-- Start --
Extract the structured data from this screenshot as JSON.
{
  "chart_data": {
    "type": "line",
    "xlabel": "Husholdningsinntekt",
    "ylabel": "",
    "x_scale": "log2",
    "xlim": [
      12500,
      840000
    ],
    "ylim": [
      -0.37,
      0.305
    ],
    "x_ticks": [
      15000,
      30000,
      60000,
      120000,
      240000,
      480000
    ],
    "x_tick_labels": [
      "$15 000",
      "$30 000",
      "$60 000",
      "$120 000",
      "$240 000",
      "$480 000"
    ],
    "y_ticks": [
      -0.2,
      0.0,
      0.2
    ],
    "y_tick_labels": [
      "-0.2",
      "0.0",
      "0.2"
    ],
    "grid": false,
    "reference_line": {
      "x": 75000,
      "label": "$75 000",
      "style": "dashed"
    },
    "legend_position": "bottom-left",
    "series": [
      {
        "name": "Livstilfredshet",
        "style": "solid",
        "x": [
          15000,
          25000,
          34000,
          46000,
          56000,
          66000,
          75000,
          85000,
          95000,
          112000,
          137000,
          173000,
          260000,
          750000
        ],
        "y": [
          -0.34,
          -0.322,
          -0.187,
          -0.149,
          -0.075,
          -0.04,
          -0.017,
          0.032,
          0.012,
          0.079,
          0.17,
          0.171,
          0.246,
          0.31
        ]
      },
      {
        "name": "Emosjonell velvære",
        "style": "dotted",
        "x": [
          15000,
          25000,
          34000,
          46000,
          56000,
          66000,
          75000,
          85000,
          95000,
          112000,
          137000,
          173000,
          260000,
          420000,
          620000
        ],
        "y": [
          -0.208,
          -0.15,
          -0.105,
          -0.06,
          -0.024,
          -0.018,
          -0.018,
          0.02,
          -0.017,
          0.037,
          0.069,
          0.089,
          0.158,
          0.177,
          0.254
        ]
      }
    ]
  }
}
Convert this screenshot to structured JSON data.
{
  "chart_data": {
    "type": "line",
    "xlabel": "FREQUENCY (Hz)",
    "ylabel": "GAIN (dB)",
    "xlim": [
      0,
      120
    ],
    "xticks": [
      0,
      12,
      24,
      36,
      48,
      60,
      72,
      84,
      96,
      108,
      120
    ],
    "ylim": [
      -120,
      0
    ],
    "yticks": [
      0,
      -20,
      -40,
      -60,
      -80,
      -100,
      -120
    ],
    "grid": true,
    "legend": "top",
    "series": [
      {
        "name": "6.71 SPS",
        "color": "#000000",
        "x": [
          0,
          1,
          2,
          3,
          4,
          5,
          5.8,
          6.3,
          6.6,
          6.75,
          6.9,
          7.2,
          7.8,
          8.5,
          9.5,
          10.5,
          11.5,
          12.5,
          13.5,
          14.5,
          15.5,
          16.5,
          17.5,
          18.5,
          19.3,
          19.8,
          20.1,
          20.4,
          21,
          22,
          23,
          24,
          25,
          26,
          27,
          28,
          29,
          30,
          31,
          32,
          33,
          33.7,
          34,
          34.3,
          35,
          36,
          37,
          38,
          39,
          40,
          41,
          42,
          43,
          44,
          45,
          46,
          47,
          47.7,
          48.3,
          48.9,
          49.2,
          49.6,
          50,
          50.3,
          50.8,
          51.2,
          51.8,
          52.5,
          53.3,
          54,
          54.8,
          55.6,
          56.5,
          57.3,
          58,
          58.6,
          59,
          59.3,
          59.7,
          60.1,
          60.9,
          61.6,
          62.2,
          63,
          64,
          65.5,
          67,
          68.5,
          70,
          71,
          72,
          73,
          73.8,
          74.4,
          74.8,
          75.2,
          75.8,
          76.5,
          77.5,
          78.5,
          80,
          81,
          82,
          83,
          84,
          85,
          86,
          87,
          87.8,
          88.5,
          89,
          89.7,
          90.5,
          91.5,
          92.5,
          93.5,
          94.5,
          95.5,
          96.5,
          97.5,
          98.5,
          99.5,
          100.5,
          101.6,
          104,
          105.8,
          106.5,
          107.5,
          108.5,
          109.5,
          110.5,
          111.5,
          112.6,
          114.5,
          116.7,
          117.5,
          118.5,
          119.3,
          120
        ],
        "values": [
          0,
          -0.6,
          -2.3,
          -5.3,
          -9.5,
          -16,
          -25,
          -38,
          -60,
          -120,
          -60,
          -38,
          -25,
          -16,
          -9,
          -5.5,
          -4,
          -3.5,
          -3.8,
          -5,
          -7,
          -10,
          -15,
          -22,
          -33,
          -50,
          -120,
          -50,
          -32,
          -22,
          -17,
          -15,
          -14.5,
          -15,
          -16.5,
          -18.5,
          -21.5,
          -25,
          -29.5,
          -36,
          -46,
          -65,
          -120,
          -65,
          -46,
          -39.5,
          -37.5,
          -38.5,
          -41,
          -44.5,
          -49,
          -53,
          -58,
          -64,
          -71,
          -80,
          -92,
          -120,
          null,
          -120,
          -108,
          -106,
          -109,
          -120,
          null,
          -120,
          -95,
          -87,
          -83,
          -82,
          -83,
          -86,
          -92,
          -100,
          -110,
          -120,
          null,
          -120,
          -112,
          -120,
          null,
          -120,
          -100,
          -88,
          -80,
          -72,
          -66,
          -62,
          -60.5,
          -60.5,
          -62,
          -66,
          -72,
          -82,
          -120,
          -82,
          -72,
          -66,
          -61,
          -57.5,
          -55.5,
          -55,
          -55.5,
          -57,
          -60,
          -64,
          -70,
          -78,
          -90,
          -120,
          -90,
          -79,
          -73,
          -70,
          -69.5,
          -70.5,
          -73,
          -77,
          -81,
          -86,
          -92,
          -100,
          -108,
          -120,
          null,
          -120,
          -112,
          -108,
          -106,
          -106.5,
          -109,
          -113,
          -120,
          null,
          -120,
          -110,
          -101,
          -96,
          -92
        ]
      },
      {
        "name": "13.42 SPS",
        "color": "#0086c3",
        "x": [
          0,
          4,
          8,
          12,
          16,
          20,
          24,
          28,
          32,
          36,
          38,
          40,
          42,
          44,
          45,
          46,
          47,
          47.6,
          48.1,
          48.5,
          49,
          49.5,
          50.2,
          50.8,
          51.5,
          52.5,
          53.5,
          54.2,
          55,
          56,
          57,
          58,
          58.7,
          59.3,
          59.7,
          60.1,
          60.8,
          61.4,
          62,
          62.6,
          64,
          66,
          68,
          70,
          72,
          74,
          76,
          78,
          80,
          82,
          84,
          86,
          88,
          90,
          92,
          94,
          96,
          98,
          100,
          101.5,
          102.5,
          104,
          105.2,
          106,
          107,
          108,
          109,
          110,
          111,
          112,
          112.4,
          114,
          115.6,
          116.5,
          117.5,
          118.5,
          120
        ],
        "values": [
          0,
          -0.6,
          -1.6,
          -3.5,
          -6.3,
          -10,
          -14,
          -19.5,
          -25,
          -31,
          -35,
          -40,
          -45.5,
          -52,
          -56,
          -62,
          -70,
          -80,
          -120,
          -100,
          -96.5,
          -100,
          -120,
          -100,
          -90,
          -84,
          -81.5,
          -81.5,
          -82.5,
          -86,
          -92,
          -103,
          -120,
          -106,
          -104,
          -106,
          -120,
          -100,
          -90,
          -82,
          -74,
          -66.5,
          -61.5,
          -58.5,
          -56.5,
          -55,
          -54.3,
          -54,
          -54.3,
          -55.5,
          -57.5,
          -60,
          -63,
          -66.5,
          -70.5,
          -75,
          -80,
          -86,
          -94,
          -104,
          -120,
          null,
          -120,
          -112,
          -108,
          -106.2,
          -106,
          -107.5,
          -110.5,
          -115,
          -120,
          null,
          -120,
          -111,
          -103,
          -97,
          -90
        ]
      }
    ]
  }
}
-- End --
## WHAT IS NEEDED
Above are the records. Identify each line that contains the word "style".

## EXERCISE SOLUTION
      "style": "dashed"
        "style": "solid",
        "style": "dotted",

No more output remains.